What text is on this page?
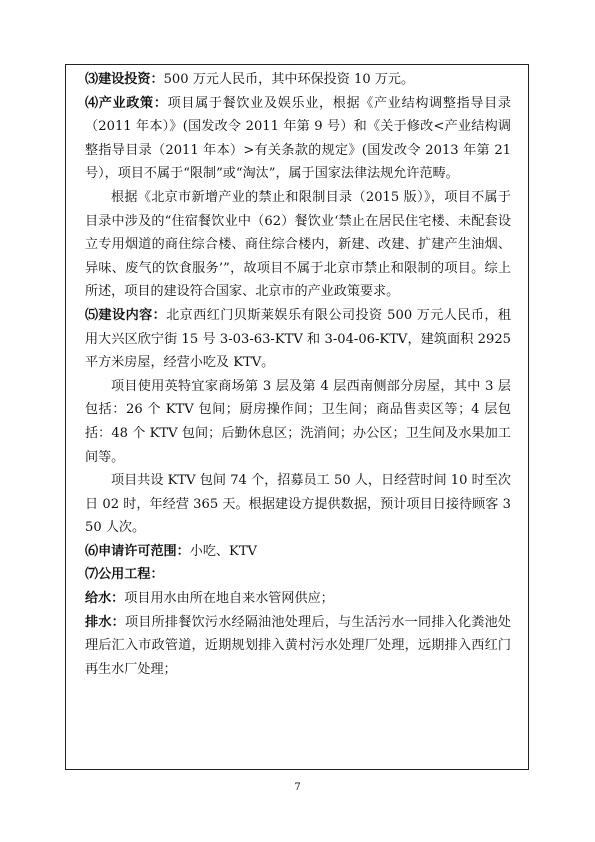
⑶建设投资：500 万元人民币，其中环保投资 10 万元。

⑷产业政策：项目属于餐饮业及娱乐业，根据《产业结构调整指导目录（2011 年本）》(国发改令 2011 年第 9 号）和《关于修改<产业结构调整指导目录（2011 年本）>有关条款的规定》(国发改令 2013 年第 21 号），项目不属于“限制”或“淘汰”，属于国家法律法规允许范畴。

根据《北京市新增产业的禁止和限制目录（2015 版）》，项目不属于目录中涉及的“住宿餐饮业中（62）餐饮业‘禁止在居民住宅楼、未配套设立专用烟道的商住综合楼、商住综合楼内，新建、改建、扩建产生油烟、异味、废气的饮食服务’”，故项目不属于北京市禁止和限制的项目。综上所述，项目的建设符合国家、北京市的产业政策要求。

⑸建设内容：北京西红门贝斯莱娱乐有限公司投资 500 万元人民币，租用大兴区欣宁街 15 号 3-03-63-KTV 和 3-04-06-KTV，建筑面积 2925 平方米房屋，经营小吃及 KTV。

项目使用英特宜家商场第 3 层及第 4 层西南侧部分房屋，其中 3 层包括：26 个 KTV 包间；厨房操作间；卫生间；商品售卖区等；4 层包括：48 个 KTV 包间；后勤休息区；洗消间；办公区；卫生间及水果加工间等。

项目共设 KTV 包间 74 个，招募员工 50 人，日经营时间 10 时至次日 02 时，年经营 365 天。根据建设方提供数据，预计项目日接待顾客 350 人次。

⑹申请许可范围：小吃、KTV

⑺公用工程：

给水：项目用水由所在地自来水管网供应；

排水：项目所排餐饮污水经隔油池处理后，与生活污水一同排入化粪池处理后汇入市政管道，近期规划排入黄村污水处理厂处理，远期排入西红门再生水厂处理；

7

********************

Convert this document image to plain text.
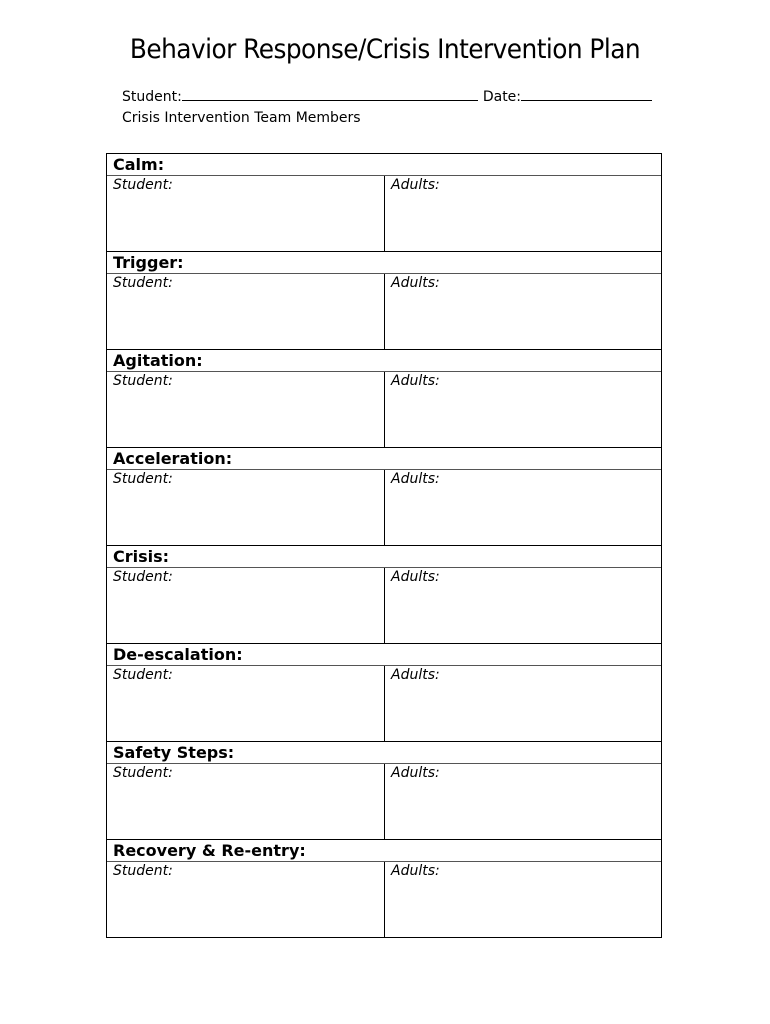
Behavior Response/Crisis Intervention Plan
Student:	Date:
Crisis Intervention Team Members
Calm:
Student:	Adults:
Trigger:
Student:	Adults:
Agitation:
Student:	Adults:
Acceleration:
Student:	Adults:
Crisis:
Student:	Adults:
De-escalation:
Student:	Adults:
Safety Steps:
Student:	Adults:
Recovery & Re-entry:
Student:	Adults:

********************

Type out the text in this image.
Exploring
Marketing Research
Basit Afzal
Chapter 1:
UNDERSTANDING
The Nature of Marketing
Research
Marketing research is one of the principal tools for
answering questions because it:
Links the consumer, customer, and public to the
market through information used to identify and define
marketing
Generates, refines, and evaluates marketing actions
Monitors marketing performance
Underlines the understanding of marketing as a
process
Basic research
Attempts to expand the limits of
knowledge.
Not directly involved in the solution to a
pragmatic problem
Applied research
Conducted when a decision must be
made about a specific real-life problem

********************

# [SHORT EXERCISE]
Gather each line that holds "text".

# [RIGHT ANSWER]
What text is on this page?
Convert this document image to plain text.
Type out the text in this image.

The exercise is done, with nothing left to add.